Dataset items.

[start]

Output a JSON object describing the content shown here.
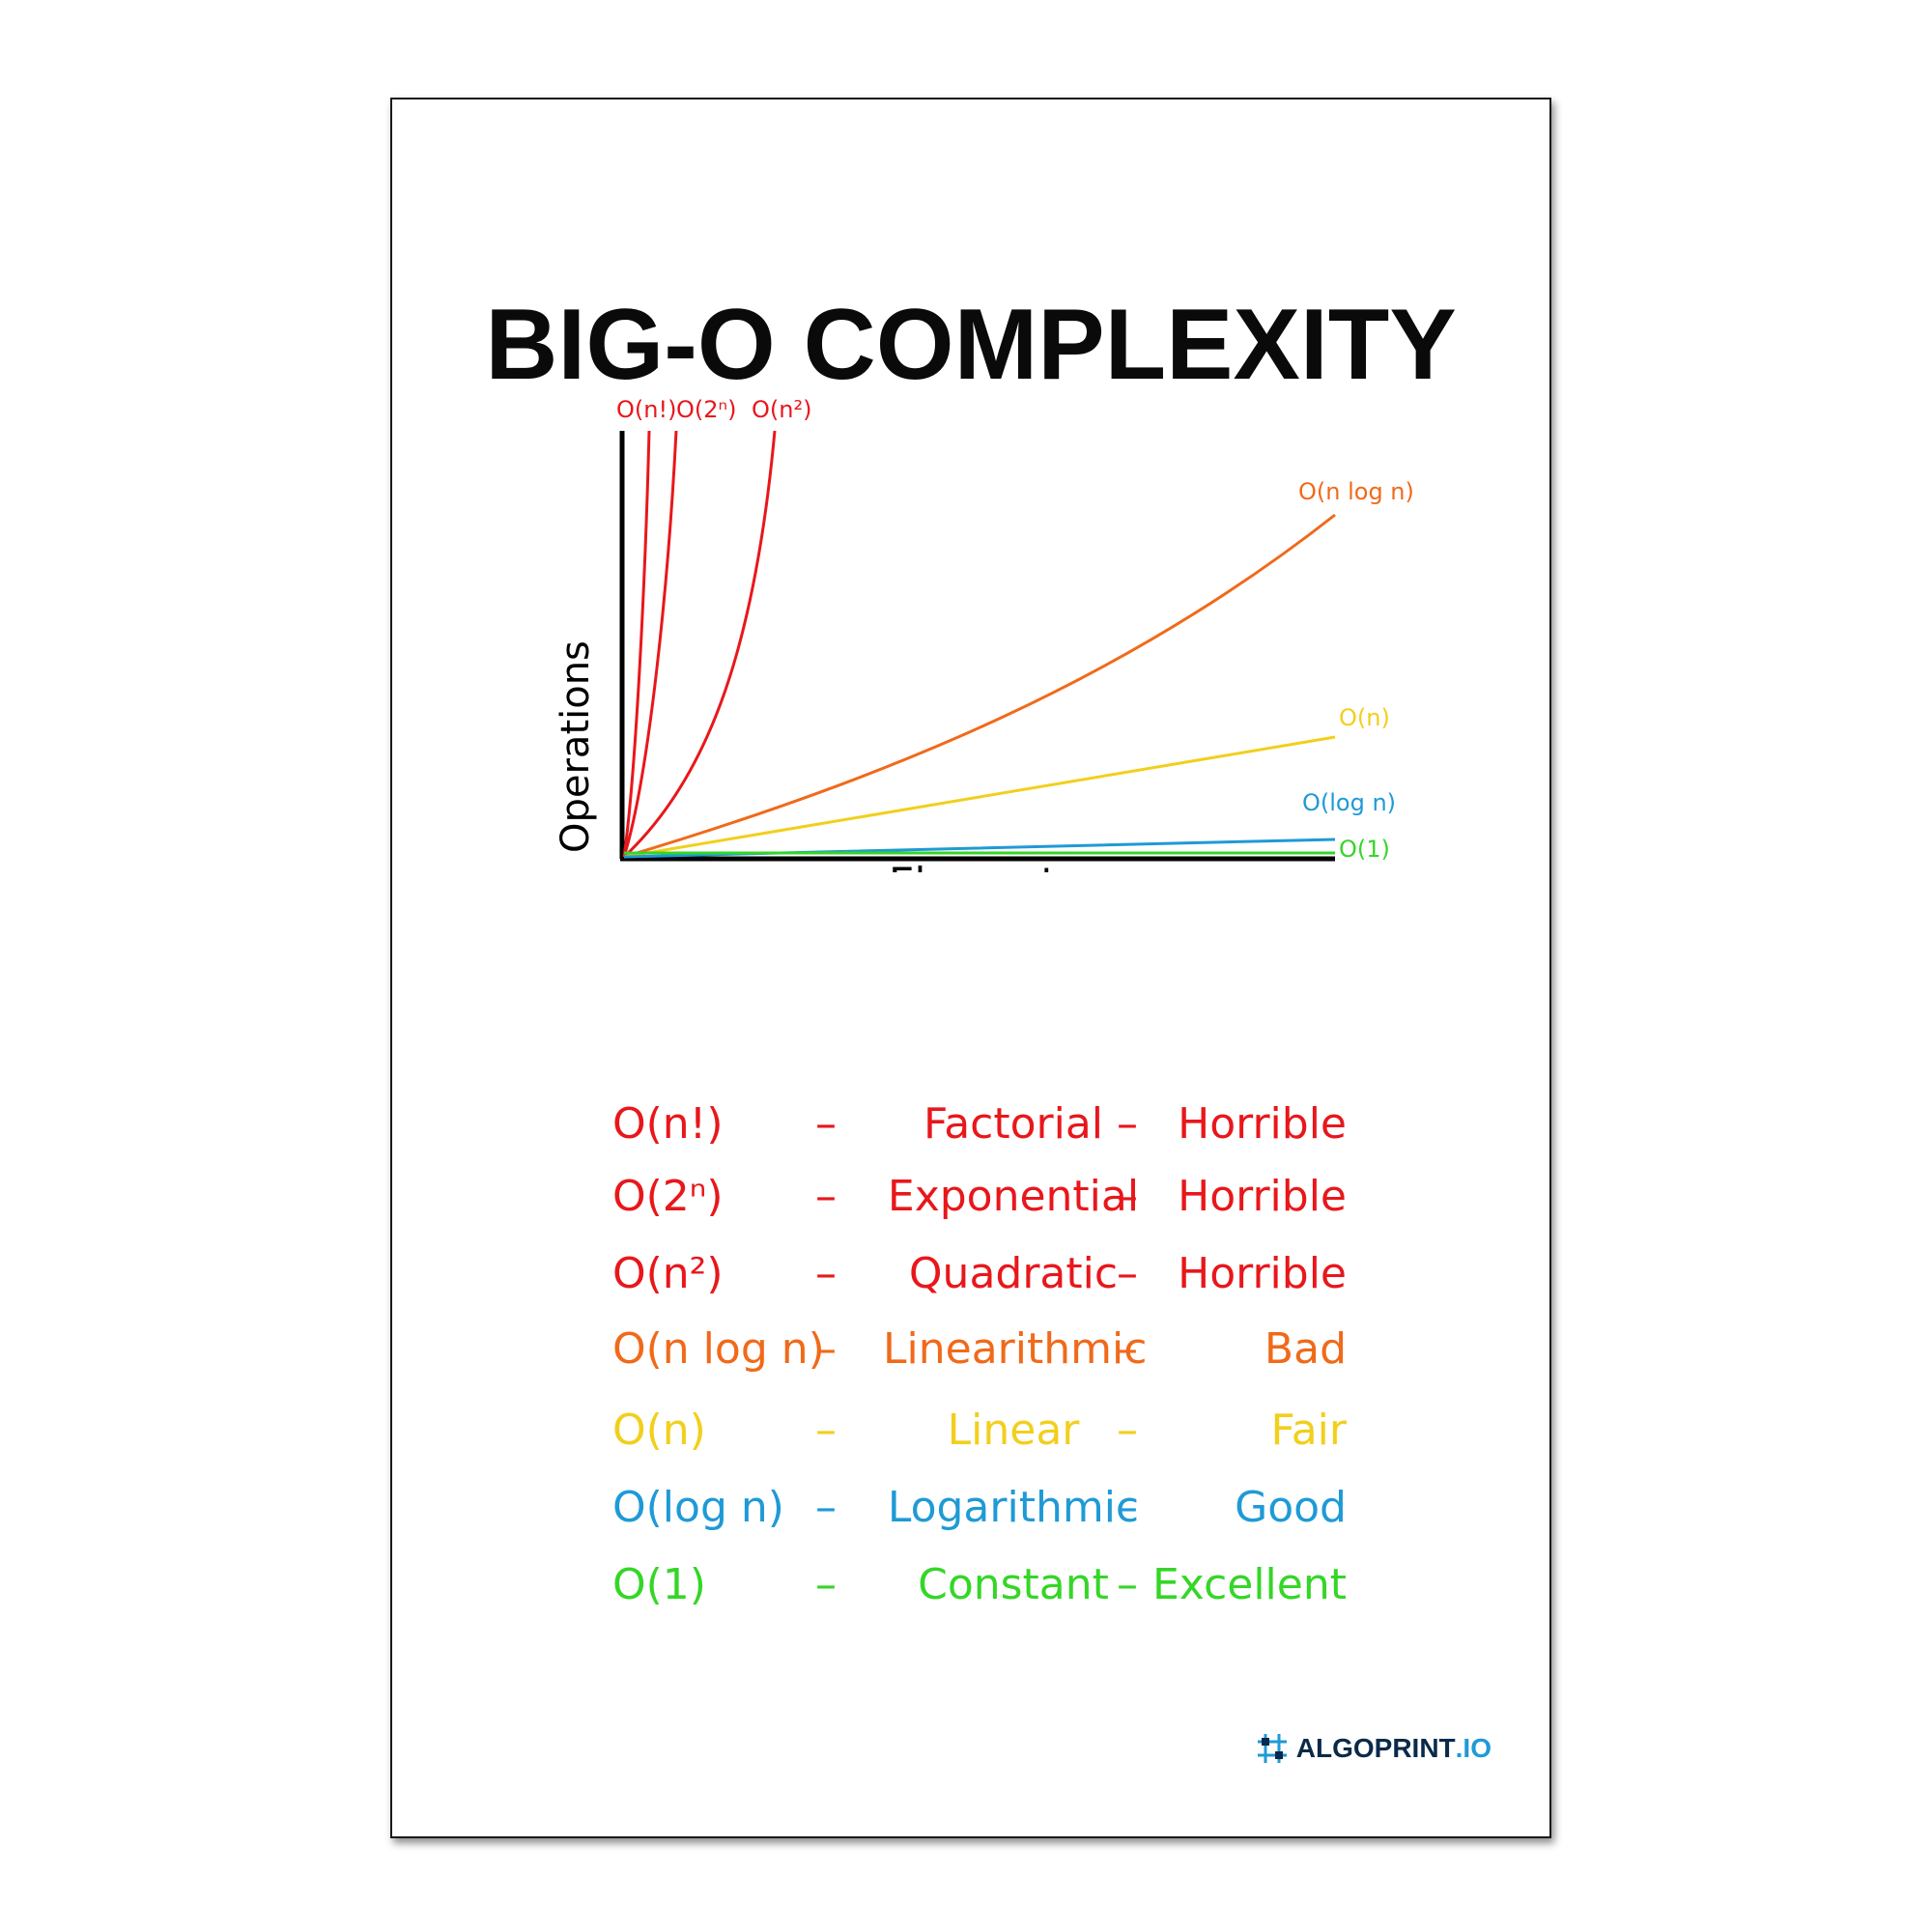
{
  "title": "BIG-O COMPLEXITY",
  "chart_data": {
    "type": "line",
    "xlabel": "Elements",
    "ylabel": "Operations",
    "series": [
      {
        "name": "O(n!)",
        "color": "#e8171b",
        "label_sup": ""
      },
      {
        "name": "O(2ⁿ)",
        "color": "#e8171b",
        "label_sup": ""
      },
      {
        "name": "O(n²)",
        "color": "#e8171b",
        "label_sup": ""
      },
      {
        "name": "O(n log n)",
        "color": "#f06a1a",
        "label_sup": ""
      },
      {
        "name": "O(n)",
        "color": "#f2cf1c",
        "label_sup": ""
      },
      {
        "name": "O(log n)",
        "color": "#1f9ad6",
        "label_sup": ""
      },
      {
        "name": "O(1)",
        "color": "#35d627",
        "label_sup": ""
      }
    ]
  },
  "legend": [
    {
      "notation": "O(n!)",
      "name": "Factorial",
      "rating": "Horrible",
      "color": "#e8171b"
    },
    {
      "notation": "O(2ⁿ)",
      "name": "Exponential",
      "rating": "Horrible",
      "color": "#e8171b"
    },
    {
      "notation": "O(n²)",
      "name": "Quadratic",
      "rating": "Horrible",
      "color": "#e8171b"
    },
    {
      "notation": "O(n log n)",
      "name": "Linearithmic",
      "rating": "Bad",
      "color": "#f06a1a"
    },
    {
      "notation": "O(n)",
      "name": "Linear",
      "rating": "Fair",
      "color": "#f2cf1c"
    },
    {
      "notation": "O(log n)",
      "name": "Logarithmic",
      "rating": "Good",
      "color": "#1f9ad6"
    },
    {
      "notation": "O(1)",
      "name": "Constant",
      "rating": "Excellent",
      "color": "#35d627"
    }
  ],
  "dash": "–",
  "brand": {
    "part1": "ALGOPRINT",
    "part2": ".IO",
    "icon": "algoprint-logo-icon"
  }
}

[end]

TASK GOAL.
Pull out all lines from the entries above that include the word "notation".

PROBLEM SOLUTION.
      "notation": "O(n!)",
      "notation": "O(2ⁿ)",
      "notation": "O(n²)",
      "notation": "O(n log n)",
      "notation": "O(n)",
      "notation": "O(log n)",
      "notation": "O(1)",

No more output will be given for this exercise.